• [The records]
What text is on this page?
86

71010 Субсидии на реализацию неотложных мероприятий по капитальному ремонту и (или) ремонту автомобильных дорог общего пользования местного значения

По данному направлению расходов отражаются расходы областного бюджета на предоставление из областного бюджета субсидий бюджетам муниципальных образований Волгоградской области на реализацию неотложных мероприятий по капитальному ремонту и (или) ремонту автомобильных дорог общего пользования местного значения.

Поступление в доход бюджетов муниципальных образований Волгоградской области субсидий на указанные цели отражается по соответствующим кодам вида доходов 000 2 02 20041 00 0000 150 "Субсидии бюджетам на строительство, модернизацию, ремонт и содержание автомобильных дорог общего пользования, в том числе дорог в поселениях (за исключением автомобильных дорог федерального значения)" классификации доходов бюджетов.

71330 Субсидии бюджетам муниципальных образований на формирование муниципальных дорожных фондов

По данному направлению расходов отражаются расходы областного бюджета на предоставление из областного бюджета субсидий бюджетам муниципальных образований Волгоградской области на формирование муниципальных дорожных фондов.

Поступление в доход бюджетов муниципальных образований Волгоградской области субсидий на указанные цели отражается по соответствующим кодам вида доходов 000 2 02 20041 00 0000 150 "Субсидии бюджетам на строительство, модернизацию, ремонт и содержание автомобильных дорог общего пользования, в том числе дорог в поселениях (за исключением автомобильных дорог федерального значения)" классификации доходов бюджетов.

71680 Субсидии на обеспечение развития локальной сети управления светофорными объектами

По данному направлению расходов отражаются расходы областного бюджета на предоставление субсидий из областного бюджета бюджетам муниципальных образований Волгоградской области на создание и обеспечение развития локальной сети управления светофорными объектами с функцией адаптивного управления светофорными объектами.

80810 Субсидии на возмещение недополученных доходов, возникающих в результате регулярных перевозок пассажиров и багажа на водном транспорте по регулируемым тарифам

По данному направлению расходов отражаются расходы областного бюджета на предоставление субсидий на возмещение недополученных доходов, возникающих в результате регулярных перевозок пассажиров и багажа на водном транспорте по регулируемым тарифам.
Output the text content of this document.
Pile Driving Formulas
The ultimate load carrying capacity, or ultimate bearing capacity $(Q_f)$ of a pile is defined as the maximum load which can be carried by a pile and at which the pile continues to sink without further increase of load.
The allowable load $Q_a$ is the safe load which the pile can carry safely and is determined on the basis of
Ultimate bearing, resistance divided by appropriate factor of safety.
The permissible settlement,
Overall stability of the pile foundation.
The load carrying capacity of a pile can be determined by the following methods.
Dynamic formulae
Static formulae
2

• [What to do] Quote all the records exactly, please, leaving none out.

• [Answer to the problem]
What text is on this page?
86

71010 Субсидии на реализацию неотложных мероприятий по капитальному ремонту и (или) ремонту автомобильных дорог общего пользования местного значения

По данному направлению расходов отражаются расходы областного бюджета на предоставление из областного бюджета субсидий бюджетам муниципальных образований Волгоградской области на реализацию неотложных мероприятий по капитальному ремонту и (или) ремонту автомобильных дорог общего пользования местного значения.

Поступление в доход бюджетов муниципальных образований Волгоградской области субсидий на указанные цели отражается по соответствующим кодам вида доходов 000 2 02 20041 00 0000 150 "Субсидии бюджетам на строительство, модернизацию, ремонт и содержание автомобильных дорог общего пользования, в том числе дорог в поселениях (за исключением автомобильных дорог федерального значения)" классификации доходов бюджетов.

71330 Субсидии бюджетам муниципальных образований на формирование муниципальных дорожных фондов

По данному направлению расходов отражаются расходы областного бюджета на предоставление из областного бюджета субсидий бюджетам муниципальных образований Волгоградской области на формирование муниципальных дорожных фондов.

Поступление в доход бюджетов муниципальных образований Волгоградской области субсидий на указанные цели отражается по соответствующим кодам вида доходов 000 2 02 20041 00 0000 150 "Субсидии бюджетам на строительство, модернизацию, ремонт и содержание автомобильных дорог общего пользования, в том числе дорог в поселениях (за исключением автомобильных дорог федерального значения)" классификации доходов бюджетов.

71680 Субсидии на обеспечение развития локальной сети управления светофорными объектами

По данному направлению расходов отражаются расходы областного бюджета на предоставление субсидий из областного бюджета бюджетам муниципальных образований Волгоградской области на создание и обеспечение развития локальной сети управления светофорными объектами с функцией адаптивного управления светофорными объектами.

80810 Субсидии на возмещение недополученных доходов, возникающих в результате регулярных перевозок пассажиров и багажа на водном транспорте по регулируемым тарифам

По данному направлению расходов отражаются расходы областного бюджета на предоставление субсидий на возмещение недополученных доходов, возникающих в результате регулярных перевозок пассажиров и багажа на водном транспорте по регулируемым тарифам.
Output the text content of this document.
Pile Driving Formulas
The ultimate load carrying capacity, or ultimate bearing capacity $(Q_f)$ of a pile is defined as the maximum load which can be carried by a pile and at which the pile continues to sink without further increase of load.
The allowable load $Q_a$ is the safe load which the pile can carry safely and is determined on the basis of
Ultimate bearing, resistance divided by appropriate factor of safety.
The permissible settlement,
Overall stability of the pile foundation.
The load carrying capacity of a pile can be determined by the following methods.
Dynamic formulae
Static formulae
2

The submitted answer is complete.